*TASK INSTRUCTIONS*: Quote every line of the data below as it stands, omitting pictures.

*INPUT MATERIAL*:
--- BEGIN ---

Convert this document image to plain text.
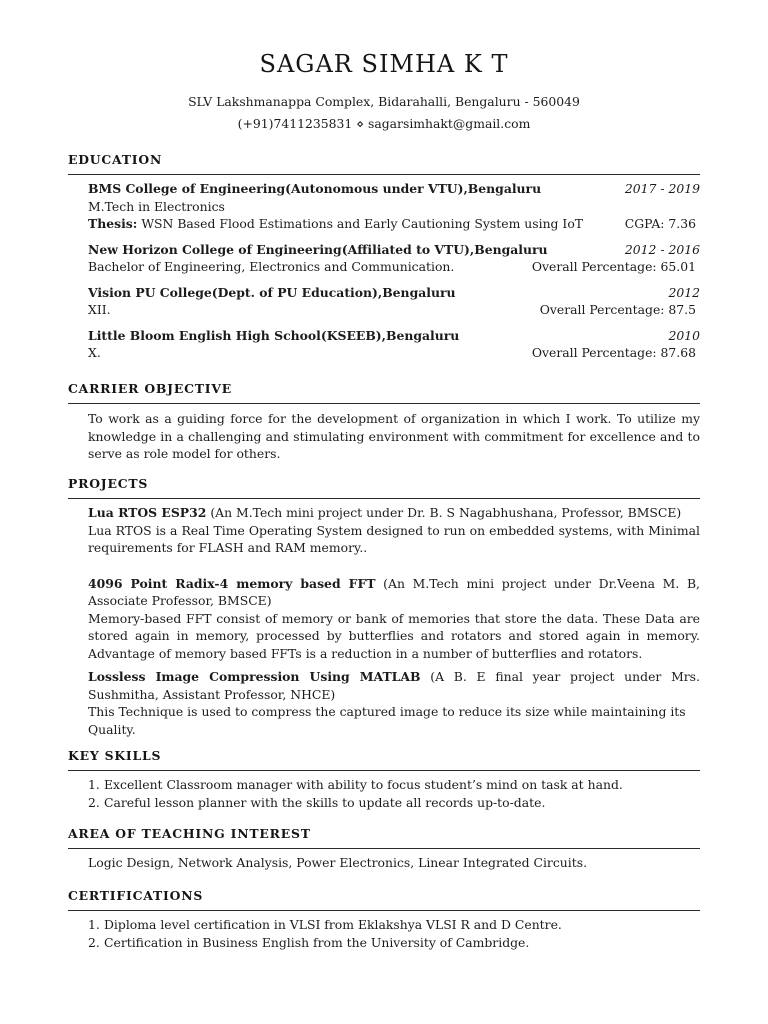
SAGAR SIMHA K T
SLV Lakshmanappa Complex, Bidarahalli, Bengaluru - 560049
(+91)7411235831 ⋄ sagarsimhakt@gmail.com
EDUCATION
BMS College of Engineering(Autonomous under VTU),Bengaluru	2017 - 2019
M.Tech in Electronics
Thesis: WSN Based Flood Estimations and Early Cautioning System using IoT	CGPA: 7.36
New Horizon College of Engineering(Affiliated to VTU),Bengaluru	2012 - 2016
Bachelor of Engineering, Electronics and Communication.	Overall Percentage: 65.01
Vision PU College(Dept. of PU Education),Bengaluru	2012
XII.	Overall Percentage: 87.5
Little Bloom English High School(KSEEB),Bengaluru	2010
X.	Overall Percentage: 87.68
CARRIER OBJECTIVE
To work as a guiding force for the development of organization in which I work. To utilize my knowledge in a challenging and stimulating environment with commitment for excellence and to serve as role model for others.
PROJECTS
Lua RTOS ESP32 (An M.Tech mini project under Dr. B. S Nagabhushana, Professor, BMSCE)
Lua RTOS is a Real Time Operating System designed to run on embedded systems, with Minimal requirements for FLASH and RAM memory..
4096 Point Radix-4 memory based FFT (An M.Tech mini project under Dr.Veena M. B, Associate Professor, BMSCE)
Memory-based FFT consist of memory or bank of memories that store the data. These Data are stored again in memory, processed by butterflies and rotators and stored again in memory. Advantage of memory based FFTs is a reduction in a number of butterflies and rotators.
Lossless Image Compression Using MATLAB (A B. E final year project under Mrs. Sushmitha, Assistant Professor, NHCE)
This Technique is used to compress the captured image to reduce its size while maintaining its Quality.
KEY SKILLS
1. Excellent Classroom manager with ability to focus student’s mind on task at hand.
2. Careful lesson planner with the skills to update all records up-to-date.
AREA OF TEACHING INTEREST
Logic Design, Network Analysis, Power Electronics, Linear Integrated Circuits.
CERTIFICATIONS
1. Diploma level certification in VLSI from Eklakshya VLSI R and D Centre.
2. Certification in Business English from the University of Cambridge.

--- END ---

*SOLUTION TO THE PROBLEM*:
Convert this document image to plain text.
SAGAR SIMHA K T
SLV Lakshmanappa Complex, Bidarahalli, Bengaluru - 560049
(+91)7411235831 ⋄ sagarsimhakt@gmail.com
EDUCATION
BMS College of Engineering(Autonomous under VTU),Bengaluru	2017 - 2019
M.Tech in Electronics
Thesis: WSN Based Flood Estimations and Early Cautioning System using IoT	CGPA: 7.36
New Horizon College of Engineering(Affiliated to VTU),Bengaluru	2012 - 2016
Bachelor of Engineering, Electronics and Communication.	Overall Percentage: 65.01
Vision PU College(Dept. of PU Education),Bengaluru	2012
XII.	Overall Percentage: 87.5
Little Bloom English High School(KSEEB),Bengaluru	2010
X.	Overall Percentage: 87.68
CARRIER OBJECTIVE
To work as a guiding force for the development of organization in which I work. To utilize my knowledge in a challenging and stimulating environment with commitment for excellence and to serve as role model for others.
PROJECTS
Lua RTOS ESP32 (An M.Tech mini project under Dr. B. S Nagabhushana, Professor, BMSCE)
Lua RTOS is a Real Time Operating System designed to run on embedded systems, with Minimal requirements for FLASH and RAM memory..
4096 Point Radix-4 memory based FFT (An M.Tech mini project under Dr.Veena M. B, Associate Professor, BMSCE)
Memory-based FFT consist of memory or bank of memories that store the data. These Data are stored again in memory, processed by butterflies and rotators and stored again in memory. Advantage of memory based FFTs is a reduction in a number of butterflies and rotators.
Lossless Image Compression Using MATLAB (A B. E final year project under Mrs. Sushmitha, Assistant Professor, NHCE)
This Technique is used to compress the captured image to reduce its size while maintaining its Quality.
KEY SKILLS
1. Excellent Classroom manager with ability to focus student’s mind on task at hand.
2. Careful lesson planner with the skills to update all records up-to-date.
AREA OF TEACHING INTEREST
Logic Design, Network Analysis, Power Electronics, Linear Integrated Circuits.
CERTIFICATIONS
1. Diploma level certification in VLSI from Eklakshya VLSI R and D Centre.
2. Certification in Business English from the University of Cambridge.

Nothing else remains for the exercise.